● TASK BRIEF
Repeat the listing that follows, character for character, minus the pictures.

● SUPPLIED DATA
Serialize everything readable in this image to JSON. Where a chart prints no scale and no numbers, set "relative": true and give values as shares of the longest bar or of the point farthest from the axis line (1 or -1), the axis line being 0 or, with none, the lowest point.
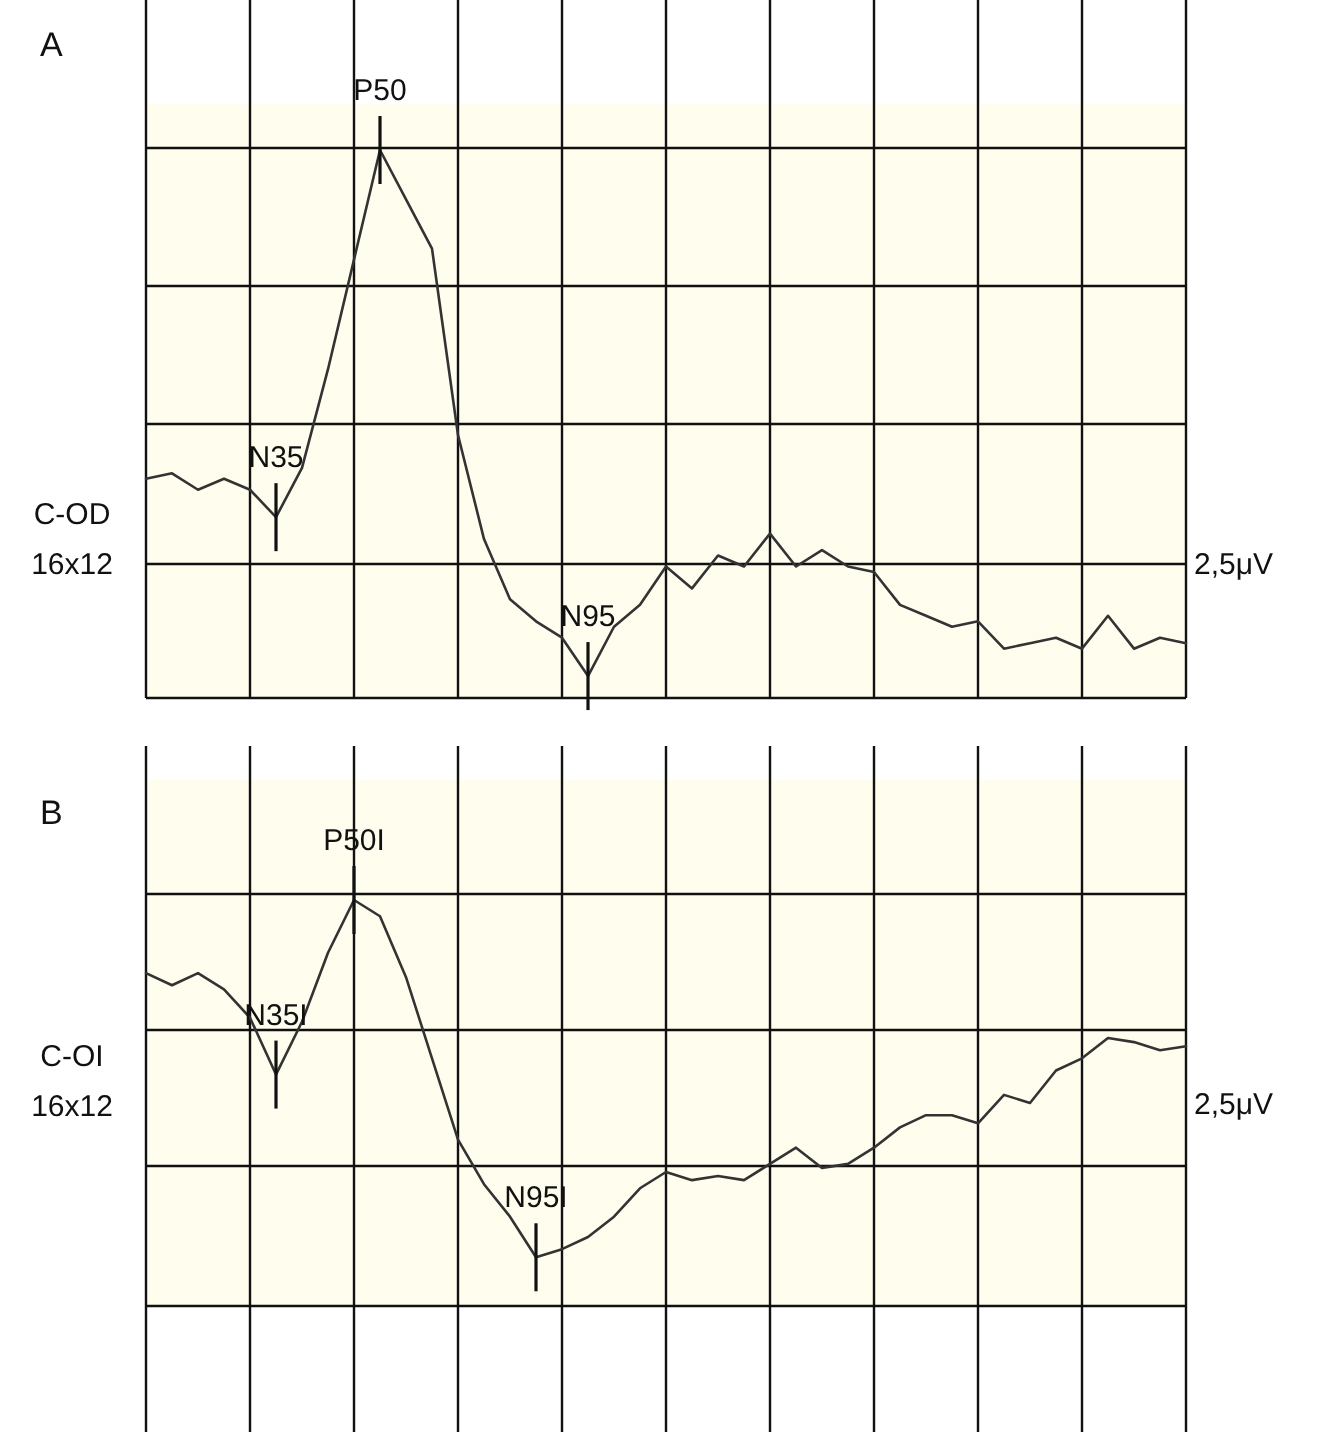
{
  "chart_data": [
    {
      "type": "line",
      "title": "A",
      "ylabel": "C-OD 16x12",
      "y2label": "2,5μV",
      "relative": true,
      "grid": true,
      "categories": [
        null,
        null,
        null,
        null,
        null,
        null,
        null,
        null,
        null,
        null,
        null,
        null,
        null,
        null,
        null,
        null,
        null,
        null,
        null,
        null,
        null,
        null,
        null,
        null,
        null,
        null,
        null,
        null,
        null,
        null,
        null,
        null,
        null,
        null,
        null,
        null,
        null,
        null,
        null,
        null,
        null
      ],
      "series": [
        {
          "color": "#333333",
          "values": [
            0.4,
            0.41,
            0.38,
            0.4,
            0.38,
            0.33,
            0.42,
            0.6,
            0.8,
            1,
            0.91,
            0.82,
            0.48,
            0.29,
            0.18,
            0.14,
            0.11,
            0.04,
            0.13,
            0.17,
            0.24,
            0.2,
            0.26,
            0.24,
            0.3,
            0.24,
            0.27,
            0.24,
            0.23,
            0.17,
            0.15,
            0.13,
            0.14,
            0.09,
            0.1,
            0.11,
            0.09,
            0.15,
            0.09,
            0.11,
            0.1
          ]
        }
      ],
      "annotations": [
        {
          "text": "N35",
          "y": 0.33
        },
        {
          "text": "P50",
          "y": 1
        },
        {
          "text": "N95",
          "y": 0.04
        }
      ]
    },
    {
      "type": "line",
      "title": "B",
      "ylabel": "C-OI 16x12",
      "y2label": "2,5μV",
      "relative": true,
      "grid": true,
      "categories": [
        null,
        null,
        null,
        null,
        null,
        null,
        null,
        null,
        null,
        null,
        null,
        null,
        null,
        null,
        null,
        null,
        null,
        null,
        null,
        null,
        null,
        null,
        null,
        null,
        null,
        null,
        null,
        null,
        null,
        null,
        null,
        null,
        null,
        null,
        null,
        null,
        null,
        null,
        null,
        null,
        null
      ],
      "series": [
        {
          "color": "#333333",
          "values": [
            0.82,
            0.79,
            0.82,
            0.78,
            0.71,
            0.57,
            0.7,
            0.87,
            1,
            0.96,
            0.81,
            0.61,
            0.41,
            0.3,
            0.22,
            0.12,
            0.14,
            0.17,
            0.22,
            0.29,
            0.33,
            0.31,
            0.32,
            0.31,
            0.35,
            0.39,
            0.34,
            0.35,
            0.39,
            0.44,
            0.47,
            0.47,
            0.45,
            0.52,
            0.5,
            0.58,
            0.61,
            0.66,
            0.65,
            0.63,
            0.64
          ]
        }
      ],
      "annotations": [
        {
          "text": "N35I",
          "y": 0.57
        },
        {
          "text": "P50I",
          "y": 1
        },
        {
          "text": "N95I",
          "y": 0.12
        }
      ]
    }
  ]
}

● SOLUTION BELOW
Serialize everything readable in this image to JSON. Where a chart prints no scale and no numbers, set "relative": true and give values as shares of the longest bar or of the point farthest from the axis line (1 or -1), the axis line being 0 or, with none, the lowest point.
{
  "chart_data": [
    {
      "type": "line",
      "title": "A",
      "ylabel": "C-OD 16x12",
      "y2label": "2,5μV",
      "relative": true,
      "grid": true,
      "categories": [
        null,
        null,
        null,
        null,
        null,
        null,
        null,
        null,
        null,
        null,
        null,
        null,
        null,
        null,
        null,
        null,
        null,
        null,
        null,
        null,
        null,
        null,
        null,
        null,
        null,
        null,
        null,
        null,
        null,
        null,
        null,
        null,
        null,
        null,
        null,
        null,
        null,
        null,
        null,
        null,
        null
      ],
      "series": [
        {
          "color": "#333333",
          "values": [
            0.4,
            0.41,
            0.38,
            0.4,
            0.38,
            0.33,
            0.42,
            0.6,
            0.8,
            1,
            0.91,
            0.82,
            0.48,
            0.29,
            0.18,
            0.14,
            0.11,
            0.04,
            0.13,
            0.17,
            0.24,
            0.2,
            0.26,
            0.24,
            0.3,
            0.24,
            0.27,
            0.24,
            0.23,
            0.17,
            0.15,
            0.13,
            0.14,
            0.09,
            0.1,
            0.11,
            0.09,
            0.15,
            0.09,
            0.11,
            0.1
          ]
        }
      ],
      "annotations": [
        {
          "text": "N35",
          "y": 0.33
        },
        {
          "text": "P50",
          "y": 1
        },
        {
          "text": "N95",
          "y": 0.04
        }
      ]
    },
    {
      "type": "line",
      "title": "B",
      "ylabel": "C-OI 16x12",
      "y2label": "2,5μV",
      "relative": true,
      "grid": true,
      "categories": [
        null,
        null,
        null,
        null,
        null,
        null,
        null,
        null,
        null,
        null,
        null,
        null,
        null,
        null,
        null,
        null,
        null,
        null,
        null,
        null,
        null,
        null,
        null,
        null,
        null,
        null,
        null,
        null,
        null,
        null,
        null,
        null,
        null,
        null,
        null,
        null,
        null,
        null,
        null,
        null,
        null
      ],
      "series": [
        {
          "color": "#333333",
          "values": [
            0.82,
            0.79,
            0.82,
            0.78,
            0.71,
            0.57,
            0.7,
            0.87,
            1,
            0.96,
            0.81,
            0.61,
            0.41,
            0.3,
            0.22,
            0.12,
            0.14,
            0.17,
            0.22,
            0.29,
            0.33,
            0.31,
            0.32,
            0.31,
            0.35,
            0.39,
            0.34,
            0.35,
            0.39,
            0.44,
            0.47,
            0.47,
            0.45,
            0.52,
            0.5,
            0.58,
            0.61,
            0.66,
            0.65,
            0.63,
            0.64
          ]
        }
      ],
      "annotations": [
        {
          "text": "N35I",
          "y": 0.57
        },
        {
          "text": "P50I",
          "y": 1
        },
        {
          "text": "N95I",
          "y": 0.12
        }
      ]
    }
  ]
}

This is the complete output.